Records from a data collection
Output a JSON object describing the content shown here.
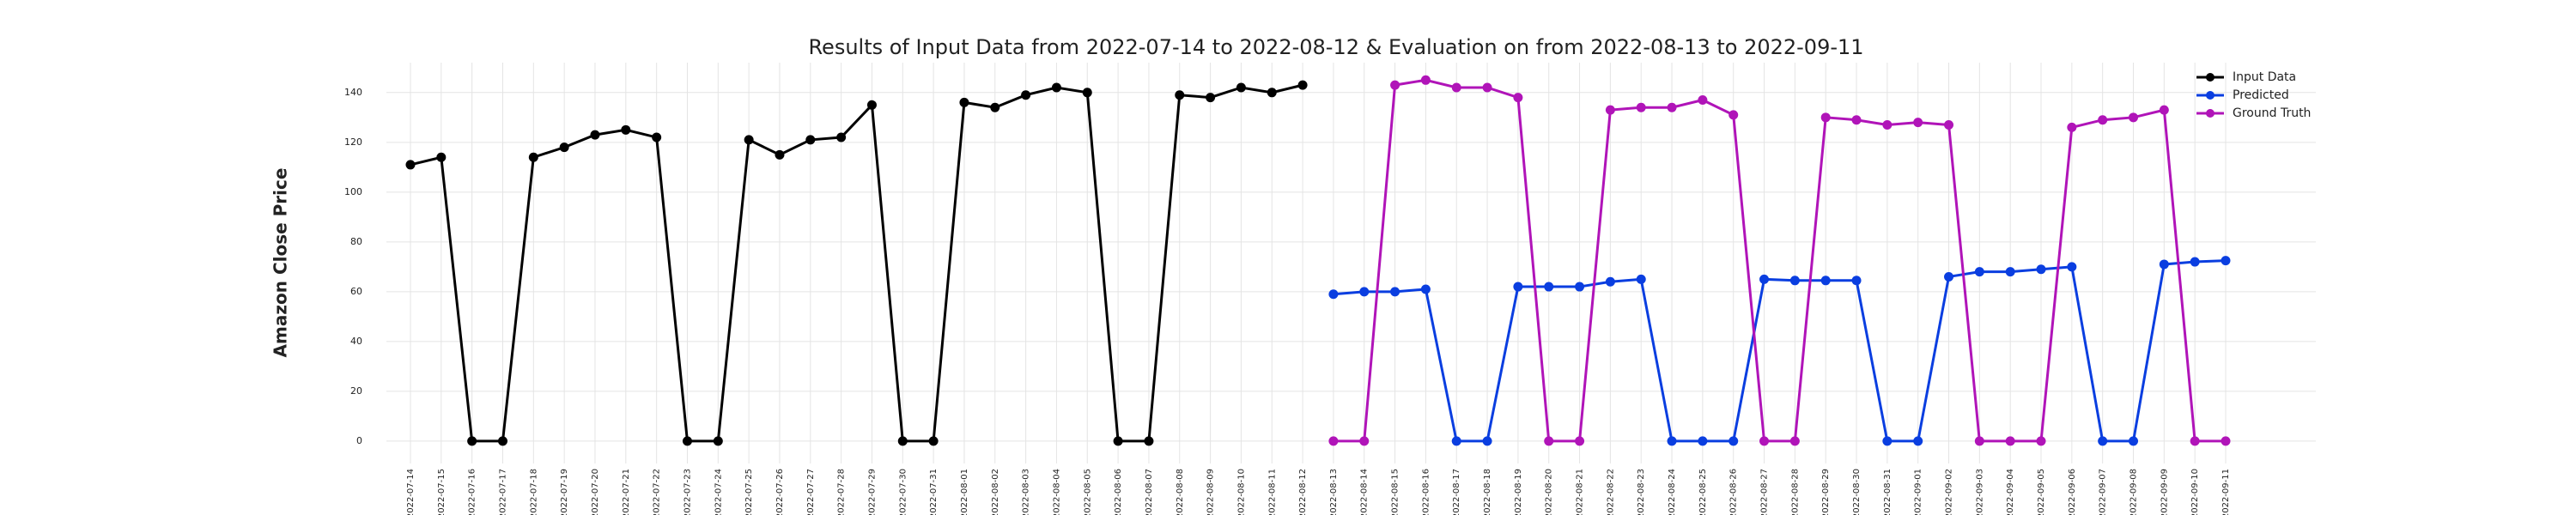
{
  "chart_data": {
    "type": "line",
    "title": "Results of Input Data from 2022-07-14 to 2022-08-12 & Evaluation on from 2022-08-13 to 2022-09-11",
    "y_label": "Amazon Close Price",
    "categories": [
      "2022-07-14",
      "2022-07-15",
      "2022-07-16",
      "2022-07-17",
      "2022-07-18",
      "2022-07-19",
      "2022-07-20",
      "2022-07-21",
      "2022-07-22",
      "2022-07-23",
      "2022-07-24",
      "2022-07-25",
      "2022-07-26",
      "2022-07-27",
      "2022-07-28",
      "2022-07-29",
      "2022-07-30",
      "2022-07-31",
      "2022-08-01",
      "2022-08-02",
      "2022-08-03",
      "2022-08-04",
      "2022-08-05",
      "2022-08-06",
      "2022-08-07",
      "2022-08-08",
      "2022-08-09",
      "2022-08-10",
      "2022-08-11",
      "2022-08-12",
      "2022-08-13",
      "2022-08-14",
      "2022-08-15",
      "2022-08-16",
      "2022-08-17",
      "2022-08-18",
      "2022-08-19",
      "2022-08-20",
      "2022-08-21",
      "2022-08-22",
      "2022-08-23",
      "2022-08-24",
      "2022-08-25",
      "2022-08-26",
      "2022-08-27",
      "2022-08-28",
      "2022-08-29",
      "2022-08-30",
      "2022-08-31",
      "2022-09-01",
      "2022-09-02",
      "2022-09-03",
      "2022-09-04",
      "2022-09-05",
      "2022-09-06",
      "2022-09-07",
      "2022-09-08",
      "2022-09-09",
      "2022-09-10",
      "2022-09-11"
    ],
    "series": [
      {
        "name": "Input Data",
        "color": "#000000",
        "values": [
          111,
          114,
          0,
          0,
          114,
          118,
          123,
          125,
          122,
          0,
          0,
          121,
          115,
          121,
          122,
          135,
          0,
          0,
          136,
          134,
          139,
          142,
          140,
          0,
          0,
          139,
          138,
          142,
          140,
          143,
          null,
          null,
          null,
          null,
          null,
          null,
          null,
          null,
          null,
          null,
          null,
          null,
          null,
          null,
          null,
          null,
          null,
          null,
          null,
          null,
          null,
          null,
          null,
          null,
          null,
          null,
          null,
          null,
          null,
          null
        ]
      },
      {
        "name": "Predicted",
        "color": "#0a3ee0",
        "values": [
          null,
          null,
          null,
          null,
          null,
          null,
          null,
          null,
          null,
          null,
          null,
          null,
          null,
          null,
          null,
          null,
          null,
          null,
          null,
          null,
          null,
          null,
          null,
          null,
          null,
          null,
          null,
          null,
          null,
          null,
          59,
          60,
          60,
          61,
          0,
          0,
          62,
          62,
          62,
          64,
          65,
          0,
          0,
          0,
          65,
          64.5,
          64.5,
          64.5,
          0,
          0,
          66,
          68,
          68,
          69,
          70,
          0,
          0,
          71,
          72,
          72.5
        ]
      },
      {
        "name": "Ground Truth",
        "color": "#b014b8",
        "values": [
          null,
          null,
          null,
          null,
          null,
          null,
          null,
          null,
          null,
          null,
          null,
          null,
          null,
          null,
          null,
          null,
          null,
          null,
          null,
          null,
          null,
          null,
          null,
          null,
          null,
          null,
          null,
          null,
          null,
          null,
          0,
          0,
          143,
          145,
          142,
          142,
          138,
          0,
          0,
          133,
          134,
          134,
          137,
          131,
          0,
          0,
          130,
          129,
          127,
          128,
          127,
          0,
          0,
          0,
          126,
          129,
          130,
          133,
          0,
          0
        ]
      }
    ],
    "ylim": [
      -9,
      152
    ],
    "yticks": [
      0,
      20,
      40,
      60,
      80,
      100,
      120,
      140
    ],
    "grid": true,
    "legend": "upper right"
  }
}
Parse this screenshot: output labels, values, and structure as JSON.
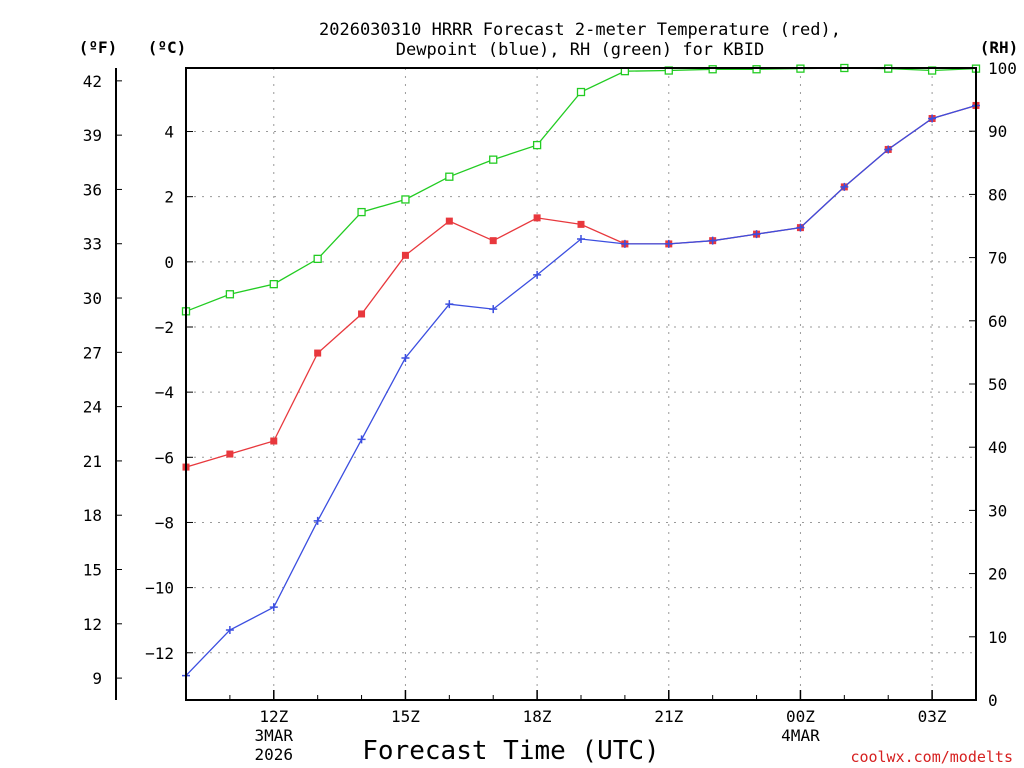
{
  "chart_data": {
    "type": "line",
    "title_line1": "2026030310 HRRR Forecast 2-meter Temperature (red),",
    "title_line2": "Dewpoint (blue), RH (green) for KBID",
    "units": {
      "left_outer": "(ºF)",
      "left_inner": "(ºC)",
      "right": "(RH)"
    },
    "xlabel": "Forecast Time (UTC)",
    "credit": "coolwx.com/modelts",
    "x_hours": [
      0,
      1,
      2,
      3,
      4,
      5,
      6,
      7,
      8,
      9,
      10,
      11,
      12,
      13,
      14,
      15,
      16,
      17,
      18
    ],
    "x_ticks": [
      {
        "hour": 2,
        "lines": [
          "12Z",
          "3MAR",
          "2026"
        ]
      },
      {
        "hour": 5,
        "lines": [
          "15Z"
        ]
      },
      {
        "hour": 8,
        "lines": [
          "18Z"
        ]
      },
      {
        "hour": 11,
        "lines": [
          "21Z"
        ]
      },
      {
        "hour": 14,
        "lines": [
          "00Z",
          "4MAR"
        ]
      },
      {
        "hour": 17,
        "lines": [
          "03Z"
        ]
      }
    ],
    "celsius_ylim": [
      -13.45,
      5.95
    ],
    "rh_ylim": [
      0,
      100
    ],
    "fahrenheit_ticks": [
      9,
      12,
      15,
      18,
      21,
      24,
      27,
      30,
      33,
      36,
      39,
      42
    ],
    "celsius_ticks": [
      -12,
      -10,
      -8,
      -6,
      -4,
      -2,
      0,
      2,
      4
    ],
    "rh_ticks": [
      0,
      10,
      20,
      30,
      40,
      50,
      60,
      70,
      80,
      90,
      100
    ],
    "series": [
      {
        "name": "2-meter Temperature",
        "unit": "C",
        "color": "#e8383d",
        "marker": "filled-square",
        "values": [
          -6.3,
          -5.9,
          -5.5,
          -2.8,
          -1.6,
          0.2,
          1.25,
          0.65,
          1.35,
          1.15,
          0.55,
          0.55,
          0.65,
          0.85,
          1.05,
          2.3,
          3.45,
          4.4,
          4.8
        ]
      },
      {
        "name": "Dewpoint",
        "unit": "C",
        "color": "#3b4ee0",
        "marker": "plus",
        "values": [
          -12.7,
          -11.3,
          -10.6,
          -7.95,
          -5.45,
          -2.95,
          -1.3,
          -1.45,
          -0.4,
          0.7,
          0.55,
          0.55,
          0.65,
          0.85,
          1.05,
          2.3,
          3.45,
          4.4,
          4.8
        ]
      },
      {
        "name": "Relative Humidity",
        "unit": "%",
        "color": "#22cc22",
        "marker": "open-square",
        "values": [
          61.5,
          64.2,
          65.8,
          69.8,
          77.2,
          79.2,
          82.8,
          85.5,
          87.8,
          96.2,
          99.5,
          99.6,
          99.8,
          99.8,
          99.9,
          100,
          99.9,
          99.6,
          99.9
        ]
      }
    ]
  }
}
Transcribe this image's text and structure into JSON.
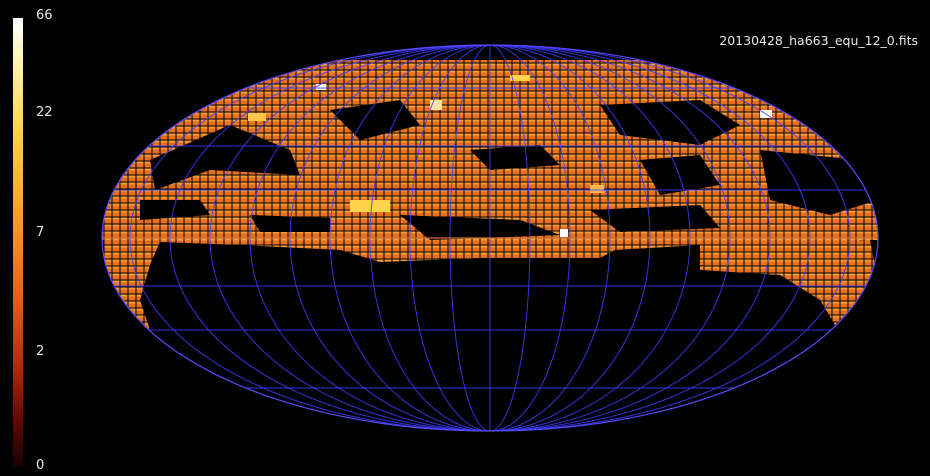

STATED TASK:
Keep the pictures out and write out the records exactly.

ANSWER IN FULL:
Output a JSON object describing the content shown here.
{
  "chart_data": {
    "type": "line",
    "title": "Results of Input Data from 2022-07-14 to 2022-08-12 & Evaluation on from 2022-08-13 to 2022-09-11",
    "y_label": "Amazon Close Price",
    "categories": [
      "2022-07-14",
      "2022-07-15",
      "2022-07-16",
      "2022-07-17",
      "2022-07-18",
      "2022-07-19",
      "2022-07-20",
      "2022-07-21",
      "2022-07-22",
      "2022-07-23",
      "2022-07-24",
      "2022-07-25",
      "2022-07-26",
      "2022-07-27",
      "2022-07-28",
      "2022-07-29",
      "2022-07-30",
      "2022-07-31",
      "2022-08-01",
      "2022-08-02",
      "2022-08-03",
      "2022-08-04",
      "2022-08-05",
      "2022-08-06",
      "2022-08-07",
      "2022-08-08",
      "2022-08-09",
      "2022-08-10",
      "2022-08-11",
      "2022-08-12",
      "2022-08-13",
      "2022-08-14",
      "2022-08-15",
      "2022-08-16",
      "2022-08-17",
      "2022-08-18",
      "2022-08-19",
      "2022-08-20",
      "2022-08-21",
      "2022-08-22",
      "2022-08-23",
      "2022-08-24",
      "2022-08-25",
      "2022-08-26",
      "2022-08-27",
      "2022-08-28",
      "2022-08-29",
      "2022-08-30",
      "2022-08-31",
      "2022-09-01",
      "2022-09-02",
      "2022-09-03",
      "2022-09-04",
      "2022-09-05",
      "2022-09-06",
      "2022-09-07",
      "2022-09-08",
      "2022-09-09",
      "2022-09-10",
      "2022-09-11"
    ],
    "series": [
      {
        "name": "Input Data",
        "color": "#000000",
        "values": [
          111,
          114,
          0,
          0,
          114,
          118,
          123,
          125,
          122,
          0,
          0,
          121,
          115,
          121,
          122,
          135,
          0,
          0,
          136,
          134,
          139,
          142,
          140,
          0,
          0,
          139,
          138,
          142,
          140,
          143,
          null,
          null,
          null,
          null,
          null,
          null,
          null,
          null,
          null,
          null,
          null,
          null,
          null,
          null,
          null,
          null,
          null,
          null,
          null,
          null,
          null,
          null,
          null,
          null,
          null,
          null,
          null,
          null,
          null,
          null
        ]
      },
      {
        "name": "Predicted",
        "color": "#0a3ee0",
        "values": [
          null,
          null,
          null,
          null,
          null,
          null,
          null,
          null,
          null,
          null,
          null,
          null,
          null,
          null,
          null,
          null,
          null,
          null,
          null,
          null,
          null,
          null,
          null,
          null,
          null,
          null,
          null,
          null,
          null,
          null,
          59,
          60,
          60,
          61,
          0,
          0,
          62,
          62,
          62,
          64,
          65,
          0,
          0,
          0,
          65,
          64.5,
          64.5,
          64.5,
          0,
          0,
          66,
          68,
          68,
          69,
          70,
          0,
          0,
          71,
          72,
          72.5
        ]
      },
      {
        "name": "Ground Truth",
        "color": "#b014b8",
        "values": [
          null,
          null,
          null,
          null,
          null,
          null,
          null,
          null,
          null,
          null,
          null,
          null,
          null,
          null,
          null,
          null,
          null,
          null,
          null,
          null,
          null,
          null,
          null,
          null,
          null,
          null,
          null,
          null,
          null,
          null,
          0,
          0,
          143,
          145,
          142,
          142,
          138,
          0,
          0,
          133,
          134,
          134,
          137,
          131,
          0,
          0,
          130,
          129,
          127,
          128,
          127,
          0,
          0,
          0,
          126,
          129,
          130,
          133,
          0,
          0
        ]
      }
    ],
    "ylim": [
      -9,
      152
    ],
    "yticks": [
      0,
      20,
      40,
      60,
      80,
      100,
      120,
      140
    ],
    "grid": true,
    "legend": "upper right"
  }
}
Parse this screenshot: output labels, values, and structure as JSON.
{
  "chart_data": {
    "type": "line",
    "title_line1": "2026030310 HRRR Forecast 2-meter Temperature (red),",
    "title_line2": "Dewpoint (blue), RH (green) for KBID",
    "units": {
      "left_outer": "(ºF)",
      "left_inner": "(ºC)",
      "right": "(RH)"
    },
    "xlabel": "Forecast Time (UTC)",
    "credit": "coolwx.com/modelts",
    "x_hours": [
      0,
      1,
      2,
      3,
      4,
      5,
      6,
      7,
      8,
      9,
      10,
      11,
      12,
      13,
      14,
      15,
      16,
      17,
      18
    ],
    "x_ticks": [
      {
        "hour": 2,
        "lines": [
          "12Z",
          "3MAR",
          "2026"
        ]
      },
      {
        "hour": 5,
        "lines": [
          "15Z"
        ]
      },
      {
        "hour": 8,
        "lines": [
          "18Z"
        ]
      },
      {
        "hour": 11,
        "lines": [
          "21Z"
        ]
      },
      {
        "hour": 14,
        "lines": [
          "00Z",
          "4MAR"
        ]
      },
      {
        "hour": 17,
        "lines": [
          "03Z"
        ]
      }
    ],
    "celsius_ylim": [
      -13.45,
      5.95
    ],
    "rh_ylim": [
      0,
      100
    ],
    "fahrenheit_ticks": [
      9,
      12,
      15,
      18,
      21,
      24,
      27,
      30,
      33,
      36,
      39,
      42
    ],
    "celsius_ticks": [
      -12,
      -10,
      -8,
      -6,
      -4,
      -2,
      0,
      2,
      4
    ],
    "rh_ticks": [
      0,
      10,
      20,
      30,
      40,
      50,
      60,
      70,
      80,
      90,
      100
    ],
    "series": [
      {
        "name": "2-meter Temperature",
        "unit": "C",
        "color": "#e8383d",
        "marker": "filled-square",
        "values": [
          -6.3,
          -5.9,
          -5.5,
          -2.8,
          -1.6,
          0.2,
          1.25,
          0.65,
          1.35,
          1.15,
          0.55,
          0.55,
          0.65,
          0.85,
          1.05,
          2.3,
          3.45,
          4.4,
          4.8
        ]
      },
      {
        "name": "Dewpoint",
        "unit": "C",
        "color": "#3b4ee0",
        "marker": "plus",
        "values": [
          -12.7,
          -11.3,
          -10.6,
          -7.95,
          -5.45,
          -2.95,
          -1.3,
          -1.45,
          -0.4,
          0.7,
          0.55,
          0.55,
          0.65,
          0.85,
          1.05,
          2.3,
          3.45,
          4.4,
          4.8
        ]
      },
      {
        "name": "Relative Humidity",
        "unit": "%",
        "color": "#22cc22",
        "marker": "open-square",
        "values": [
          61.5,
          64.2,
          65.8,
          69.8,
          77.2,
          79.2,
          82.8,
          85.5,
          87.8,
          96.2,
          99.5,
          99.6,
          99.8,
          99.8,
          99.9,
          100,
          99.9,
          99.6,
          99.9
        ]
      }
    ]
  }
}
Transcribe this image's text and structure into JSON.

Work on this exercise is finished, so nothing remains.